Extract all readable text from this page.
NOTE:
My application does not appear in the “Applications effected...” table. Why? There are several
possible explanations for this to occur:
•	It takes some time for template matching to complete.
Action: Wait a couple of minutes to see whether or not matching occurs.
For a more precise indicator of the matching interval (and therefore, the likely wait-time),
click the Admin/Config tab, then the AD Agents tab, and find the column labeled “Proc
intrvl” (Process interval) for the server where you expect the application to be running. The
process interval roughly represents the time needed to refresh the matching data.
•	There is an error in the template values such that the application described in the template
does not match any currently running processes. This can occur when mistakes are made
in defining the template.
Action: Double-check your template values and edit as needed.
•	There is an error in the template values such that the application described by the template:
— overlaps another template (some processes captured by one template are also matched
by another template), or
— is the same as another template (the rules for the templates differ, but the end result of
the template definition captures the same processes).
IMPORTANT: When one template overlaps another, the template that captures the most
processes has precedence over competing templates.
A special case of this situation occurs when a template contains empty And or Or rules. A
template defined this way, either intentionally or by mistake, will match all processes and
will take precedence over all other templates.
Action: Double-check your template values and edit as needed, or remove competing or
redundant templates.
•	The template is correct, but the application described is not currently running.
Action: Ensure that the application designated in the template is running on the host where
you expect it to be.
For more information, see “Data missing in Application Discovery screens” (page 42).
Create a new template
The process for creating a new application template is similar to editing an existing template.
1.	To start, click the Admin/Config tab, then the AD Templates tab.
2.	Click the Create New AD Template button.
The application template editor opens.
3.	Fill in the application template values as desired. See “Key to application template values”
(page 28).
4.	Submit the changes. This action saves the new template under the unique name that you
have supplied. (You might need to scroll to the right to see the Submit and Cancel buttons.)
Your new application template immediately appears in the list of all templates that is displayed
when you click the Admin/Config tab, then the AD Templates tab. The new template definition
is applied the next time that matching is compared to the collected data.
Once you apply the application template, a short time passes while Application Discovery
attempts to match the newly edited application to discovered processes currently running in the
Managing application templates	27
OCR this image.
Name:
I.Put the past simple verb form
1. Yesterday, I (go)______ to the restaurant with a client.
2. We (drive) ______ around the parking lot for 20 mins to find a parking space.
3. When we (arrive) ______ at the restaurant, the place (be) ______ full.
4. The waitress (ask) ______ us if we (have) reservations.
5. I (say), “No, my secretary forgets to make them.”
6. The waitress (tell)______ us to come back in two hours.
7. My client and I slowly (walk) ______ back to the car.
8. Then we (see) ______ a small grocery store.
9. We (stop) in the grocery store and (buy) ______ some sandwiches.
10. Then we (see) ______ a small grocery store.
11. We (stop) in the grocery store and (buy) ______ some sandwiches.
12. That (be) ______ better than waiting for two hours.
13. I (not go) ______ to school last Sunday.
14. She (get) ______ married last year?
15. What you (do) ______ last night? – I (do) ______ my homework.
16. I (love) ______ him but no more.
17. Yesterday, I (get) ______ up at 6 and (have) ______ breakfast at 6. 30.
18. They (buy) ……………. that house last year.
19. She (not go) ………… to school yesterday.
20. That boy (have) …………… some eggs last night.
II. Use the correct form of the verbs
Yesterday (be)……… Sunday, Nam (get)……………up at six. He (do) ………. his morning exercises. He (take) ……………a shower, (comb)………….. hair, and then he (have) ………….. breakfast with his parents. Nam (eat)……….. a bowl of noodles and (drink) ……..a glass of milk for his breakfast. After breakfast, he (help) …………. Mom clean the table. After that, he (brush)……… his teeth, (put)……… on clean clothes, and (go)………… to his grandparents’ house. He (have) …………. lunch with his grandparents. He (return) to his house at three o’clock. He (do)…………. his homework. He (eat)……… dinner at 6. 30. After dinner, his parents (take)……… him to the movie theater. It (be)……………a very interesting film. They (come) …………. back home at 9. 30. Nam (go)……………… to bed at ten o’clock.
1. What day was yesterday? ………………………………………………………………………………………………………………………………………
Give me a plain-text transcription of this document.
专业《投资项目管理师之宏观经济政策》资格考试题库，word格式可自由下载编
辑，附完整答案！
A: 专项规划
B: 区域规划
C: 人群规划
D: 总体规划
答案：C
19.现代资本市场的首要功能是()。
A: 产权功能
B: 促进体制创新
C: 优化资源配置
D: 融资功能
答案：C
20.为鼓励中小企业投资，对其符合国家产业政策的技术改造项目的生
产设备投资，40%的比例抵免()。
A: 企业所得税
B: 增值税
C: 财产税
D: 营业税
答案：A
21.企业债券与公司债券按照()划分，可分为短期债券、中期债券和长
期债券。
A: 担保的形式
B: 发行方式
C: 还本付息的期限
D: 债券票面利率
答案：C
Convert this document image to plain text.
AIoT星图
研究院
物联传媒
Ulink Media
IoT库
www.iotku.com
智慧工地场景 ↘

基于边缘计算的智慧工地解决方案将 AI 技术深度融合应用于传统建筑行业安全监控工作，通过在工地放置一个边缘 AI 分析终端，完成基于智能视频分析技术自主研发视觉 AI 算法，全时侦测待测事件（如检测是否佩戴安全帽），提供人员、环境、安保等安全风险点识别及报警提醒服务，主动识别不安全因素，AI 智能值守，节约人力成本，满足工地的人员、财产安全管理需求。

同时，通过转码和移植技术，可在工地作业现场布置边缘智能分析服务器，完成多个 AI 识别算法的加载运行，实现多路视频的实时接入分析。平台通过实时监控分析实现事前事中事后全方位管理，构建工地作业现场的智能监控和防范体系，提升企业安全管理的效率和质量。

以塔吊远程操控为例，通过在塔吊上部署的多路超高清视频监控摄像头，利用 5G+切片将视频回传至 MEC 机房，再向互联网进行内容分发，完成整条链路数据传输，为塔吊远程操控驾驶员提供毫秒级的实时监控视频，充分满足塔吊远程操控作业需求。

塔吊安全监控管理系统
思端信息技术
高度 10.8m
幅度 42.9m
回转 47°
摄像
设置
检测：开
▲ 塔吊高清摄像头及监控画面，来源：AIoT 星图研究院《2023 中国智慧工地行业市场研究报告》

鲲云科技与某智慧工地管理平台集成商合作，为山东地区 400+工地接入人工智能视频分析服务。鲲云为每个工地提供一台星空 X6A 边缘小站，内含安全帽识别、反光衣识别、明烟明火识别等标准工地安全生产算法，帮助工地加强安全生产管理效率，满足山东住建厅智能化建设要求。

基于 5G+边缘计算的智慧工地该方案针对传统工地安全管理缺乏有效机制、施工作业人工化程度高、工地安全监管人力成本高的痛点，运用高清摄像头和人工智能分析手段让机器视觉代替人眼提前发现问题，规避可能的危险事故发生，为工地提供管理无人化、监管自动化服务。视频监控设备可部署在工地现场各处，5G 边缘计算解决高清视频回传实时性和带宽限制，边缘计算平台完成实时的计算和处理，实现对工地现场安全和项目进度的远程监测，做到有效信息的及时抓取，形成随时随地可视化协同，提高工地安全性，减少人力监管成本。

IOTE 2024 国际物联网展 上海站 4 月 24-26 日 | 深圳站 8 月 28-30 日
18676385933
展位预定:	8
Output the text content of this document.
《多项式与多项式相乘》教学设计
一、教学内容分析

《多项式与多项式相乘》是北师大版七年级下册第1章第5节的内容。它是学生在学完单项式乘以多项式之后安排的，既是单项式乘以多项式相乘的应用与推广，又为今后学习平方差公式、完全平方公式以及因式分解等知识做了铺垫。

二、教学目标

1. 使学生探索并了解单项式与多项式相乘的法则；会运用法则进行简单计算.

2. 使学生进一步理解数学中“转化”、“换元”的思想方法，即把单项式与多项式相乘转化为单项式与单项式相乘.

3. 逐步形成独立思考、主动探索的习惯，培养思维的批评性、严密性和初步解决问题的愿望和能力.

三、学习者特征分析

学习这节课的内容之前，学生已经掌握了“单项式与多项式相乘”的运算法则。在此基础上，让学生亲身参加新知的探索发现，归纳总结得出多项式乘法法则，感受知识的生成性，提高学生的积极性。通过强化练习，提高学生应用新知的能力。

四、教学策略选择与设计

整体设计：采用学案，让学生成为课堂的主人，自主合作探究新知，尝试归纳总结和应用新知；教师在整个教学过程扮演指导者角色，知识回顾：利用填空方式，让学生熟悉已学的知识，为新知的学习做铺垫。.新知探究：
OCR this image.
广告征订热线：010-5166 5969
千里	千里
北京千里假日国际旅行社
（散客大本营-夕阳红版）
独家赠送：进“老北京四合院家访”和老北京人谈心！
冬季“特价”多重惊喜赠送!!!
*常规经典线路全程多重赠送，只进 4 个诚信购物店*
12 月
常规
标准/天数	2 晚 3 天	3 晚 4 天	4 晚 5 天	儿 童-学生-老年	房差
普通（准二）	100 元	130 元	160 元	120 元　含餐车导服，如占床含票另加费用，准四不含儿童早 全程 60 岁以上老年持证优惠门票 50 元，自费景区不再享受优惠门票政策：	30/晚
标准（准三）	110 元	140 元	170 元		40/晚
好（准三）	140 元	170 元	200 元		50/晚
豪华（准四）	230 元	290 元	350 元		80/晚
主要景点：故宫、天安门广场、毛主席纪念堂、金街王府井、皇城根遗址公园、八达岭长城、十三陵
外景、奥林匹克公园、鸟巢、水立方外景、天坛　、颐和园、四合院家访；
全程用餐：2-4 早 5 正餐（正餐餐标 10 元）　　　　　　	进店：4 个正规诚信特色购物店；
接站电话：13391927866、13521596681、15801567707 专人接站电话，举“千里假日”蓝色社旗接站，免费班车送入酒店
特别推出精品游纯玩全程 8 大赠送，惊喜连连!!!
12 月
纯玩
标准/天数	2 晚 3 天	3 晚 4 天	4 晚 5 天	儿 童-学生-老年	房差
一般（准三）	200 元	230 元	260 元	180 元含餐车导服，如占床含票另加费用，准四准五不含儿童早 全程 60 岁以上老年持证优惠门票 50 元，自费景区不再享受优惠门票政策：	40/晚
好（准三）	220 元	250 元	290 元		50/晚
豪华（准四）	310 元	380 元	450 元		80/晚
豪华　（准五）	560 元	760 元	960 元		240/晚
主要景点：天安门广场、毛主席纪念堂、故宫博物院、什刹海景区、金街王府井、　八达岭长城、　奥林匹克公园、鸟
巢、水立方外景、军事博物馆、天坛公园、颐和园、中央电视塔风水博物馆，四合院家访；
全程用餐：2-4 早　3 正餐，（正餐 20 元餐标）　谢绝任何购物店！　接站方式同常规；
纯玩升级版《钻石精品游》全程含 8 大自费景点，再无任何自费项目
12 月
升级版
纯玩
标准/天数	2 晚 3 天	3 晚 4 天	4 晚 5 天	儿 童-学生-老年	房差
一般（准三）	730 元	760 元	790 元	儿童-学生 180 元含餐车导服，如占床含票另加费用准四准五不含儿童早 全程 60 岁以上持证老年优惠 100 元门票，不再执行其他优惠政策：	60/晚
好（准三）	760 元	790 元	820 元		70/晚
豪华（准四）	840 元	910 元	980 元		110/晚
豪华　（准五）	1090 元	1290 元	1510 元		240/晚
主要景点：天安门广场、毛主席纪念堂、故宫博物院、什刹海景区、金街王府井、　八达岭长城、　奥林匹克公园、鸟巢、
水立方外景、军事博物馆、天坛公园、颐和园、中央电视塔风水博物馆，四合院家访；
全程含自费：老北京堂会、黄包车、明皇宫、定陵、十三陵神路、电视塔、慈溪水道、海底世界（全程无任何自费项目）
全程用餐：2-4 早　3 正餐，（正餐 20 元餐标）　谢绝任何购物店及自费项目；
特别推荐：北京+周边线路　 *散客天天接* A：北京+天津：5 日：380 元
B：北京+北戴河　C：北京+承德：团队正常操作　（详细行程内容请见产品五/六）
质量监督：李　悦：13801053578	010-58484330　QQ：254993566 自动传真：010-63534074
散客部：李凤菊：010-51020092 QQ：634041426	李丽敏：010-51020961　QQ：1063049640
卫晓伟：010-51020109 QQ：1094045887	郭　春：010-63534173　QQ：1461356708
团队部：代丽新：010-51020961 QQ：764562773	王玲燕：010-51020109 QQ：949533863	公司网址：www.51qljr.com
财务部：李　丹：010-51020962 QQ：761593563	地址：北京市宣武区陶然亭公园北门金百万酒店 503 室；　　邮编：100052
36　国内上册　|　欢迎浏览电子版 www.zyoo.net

* * * * * * * * *

Select all lines in the listing above where the word "stop" appears, and show them.

- _Solution_:
9. We (stop) in the grocery store and (buy) ______ some sandwiches.
11. We (stop) in the grocery store and (buy) ______ some sandwiches.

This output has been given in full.